**Stated goal:** Restate all of the data exactly.

**Records provided:**
---+---

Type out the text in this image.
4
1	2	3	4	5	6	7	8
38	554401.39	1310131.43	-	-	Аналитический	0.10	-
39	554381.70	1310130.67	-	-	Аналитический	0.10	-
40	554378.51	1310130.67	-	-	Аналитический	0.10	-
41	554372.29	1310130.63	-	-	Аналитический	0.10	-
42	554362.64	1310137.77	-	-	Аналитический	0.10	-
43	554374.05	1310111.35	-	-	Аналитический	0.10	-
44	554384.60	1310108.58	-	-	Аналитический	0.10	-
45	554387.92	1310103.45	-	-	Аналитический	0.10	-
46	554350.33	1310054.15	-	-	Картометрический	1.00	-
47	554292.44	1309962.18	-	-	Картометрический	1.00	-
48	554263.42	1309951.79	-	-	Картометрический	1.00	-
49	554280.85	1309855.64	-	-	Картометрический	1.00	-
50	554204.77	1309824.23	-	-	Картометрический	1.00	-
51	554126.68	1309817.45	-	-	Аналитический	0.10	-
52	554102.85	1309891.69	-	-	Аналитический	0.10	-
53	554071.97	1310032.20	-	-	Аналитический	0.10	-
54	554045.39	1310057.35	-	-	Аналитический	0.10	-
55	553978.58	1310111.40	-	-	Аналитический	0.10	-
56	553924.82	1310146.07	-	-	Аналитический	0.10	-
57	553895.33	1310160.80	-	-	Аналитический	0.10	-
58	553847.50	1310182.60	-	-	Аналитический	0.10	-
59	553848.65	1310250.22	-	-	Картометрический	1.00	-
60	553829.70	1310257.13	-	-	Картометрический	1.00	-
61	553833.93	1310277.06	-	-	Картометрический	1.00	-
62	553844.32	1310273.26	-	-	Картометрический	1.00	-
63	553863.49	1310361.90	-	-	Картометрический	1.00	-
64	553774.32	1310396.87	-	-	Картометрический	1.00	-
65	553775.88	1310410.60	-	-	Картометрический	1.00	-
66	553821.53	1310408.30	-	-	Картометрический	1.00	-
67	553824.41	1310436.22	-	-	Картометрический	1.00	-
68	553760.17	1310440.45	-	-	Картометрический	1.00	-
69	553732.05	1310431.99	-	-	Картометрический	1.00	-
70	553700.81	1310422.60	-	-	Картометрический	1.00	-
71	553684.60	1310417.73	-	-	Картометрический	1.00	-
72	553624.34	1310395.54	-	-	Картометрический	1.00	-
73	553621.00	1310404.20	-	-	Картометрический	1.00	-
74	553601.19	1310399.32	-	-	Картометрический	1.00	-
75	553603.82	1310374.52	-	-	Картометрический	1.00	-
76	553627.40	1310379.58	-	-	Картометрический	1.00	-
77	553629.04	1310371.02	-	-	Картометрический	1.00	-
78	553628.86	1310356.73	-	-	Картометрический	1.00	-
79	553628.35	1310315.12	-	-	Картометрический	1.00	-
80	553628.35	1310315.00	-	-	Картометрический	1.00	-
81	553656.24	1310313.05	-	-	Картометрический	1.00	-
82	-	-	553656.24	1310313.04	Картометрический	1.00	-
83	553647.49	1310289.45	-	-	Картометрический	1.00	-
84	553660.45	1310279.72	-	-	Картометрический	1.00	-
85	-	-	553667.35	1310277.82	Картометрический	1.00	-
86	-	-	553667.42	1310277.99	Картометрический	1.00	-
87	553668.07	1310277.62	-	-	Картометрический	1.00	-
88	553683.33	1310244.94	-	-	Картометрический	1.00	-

---+---

**Expected output:**
Type out the text in this image.
4
1	2	3	4	5	6	7	8
38	554401.39	1310131.43	-	-	Аналитический	0.10	-
39	554381.70	1310130.67	-	-	Аналитический	0.10	-
40	554378.51	1310130.67	-	-	Аналитический	0.10	-
41	554372.29	1310130.63	-	-	Аналитический	0.10	-
42	554362.64	1310137.77	-	-	Аналитический	0.10	-
43	554374.05	1310111.35	-	-	Аналитический	0.10	-
44	554384.60	1310108.58	-	-	Аналитический	0.10	-
45	554387.92	1310103.45	-	-	Аналитический	0.10	-
46	554350.33	1310054.15	-	-	Картометрический	1.00	-
47	554292.44	1309962.18	-	-	Картометрический	1.00	-
48	554263.42	1309951.79	-	-	Картометрический	1.00	-
49	554280.85	1309855.64	-	-	Картометрический	1.00	-
50	554204.77	1309824.23	-	-	Картометрический	1.00	-
51	554126.68	1309817.45	-	-	Аналитический	0.10	-
52	554102.85	1309891.69	-	-	Аналитический	0.10	-
53	554071.97	1310032.20	-	-	Аналитический	0.10	-
54	554045.39	1310057.35	-	-	Аналитический	0.10	-
55	553978.58	1310111.40	-	-	Аналитический	0.10	-
56	553924.82	1310146.07	-	-	Аналитический	0.10	-
57	553895.33	1310160.80	-	-	Аналитический	0.10	-
58	553847.50	1310182.60	-	-	Аналитический	0.10	-
59	553848.65	1310250.22	-	-	Картометрический	1.00	-
60	553829.70	1310257.13	-	-	Картометрический	1.00	-
61	553833.93	1310277.06	-	-	Картометрический	1.00	-
62	553844.32	1310273.26	-	-	Картометрический	1.00	-
63	553863.49	1310361.90	-	-	Картометрический	1.00	-
64	553774.32	1310396.87	-	-	Картометрический	1.00	-
65	553775.88	1310410.60	-	-	Картометрический	1.00	-
66	553821.53	1310408.30	-	-	Картометрический	1.00	-
67	553824.41	1310436.22	-	-	Картометрический	1.00	-
68	553760.17	1310440.45	-	-	Картометрический	1.00	-
69	553732.05	1310431.99	-	-	Картометрический	1.00	-
70	553700.81	1310422.60	-	-	Картометрический	1.00	-
71	553684.60	1310417.73	-	-	Картометрический	1.00	-
72	553624.34	1310395.54	-	-	Картометрический	1.00	-
73	553621.00	1310404.20	-	-	Картометрический	1.00	-
74	553601.19	1310399.32	-	-	Картометрический	1.00	-
75	553603.82	1310374.52	-	-	Картометрический	1.00	-
76	553627.40	1310379.58	-	-	Картометрический	1.00	-
77	553629.04	1310371.02	-	-	Картометрический	1.00	-
78	553628.86	1310356.73	-	-	Картометрический	1.00	-
79	553628.35	1310315.12	-	-	Картометрический	1.00	-
80	553628.35	1310315.00	-	-	Картометрический	1.00	-
81	553656.24	1310313.05	-	-	Картометрический	1.00	-
82	-	-	553656.24	1310313.04	Картометрический	1.00	-
83	553647.49	1310289.45	-	-	Картометрический	1.00	-
84	553660.45	1310279.72	-	-	Картометрический	1.00	-
85	-	-	553667.35	1310277.82	Картометрический	1.00	-
86	-	-	553667.42	1310277.99	Картометрический	1.00	-
87	553668.07	1310277.62	-	-	Картометрический	1.00	-
88	553683.33	1310244.94	-	-	Картометрический	1.00	-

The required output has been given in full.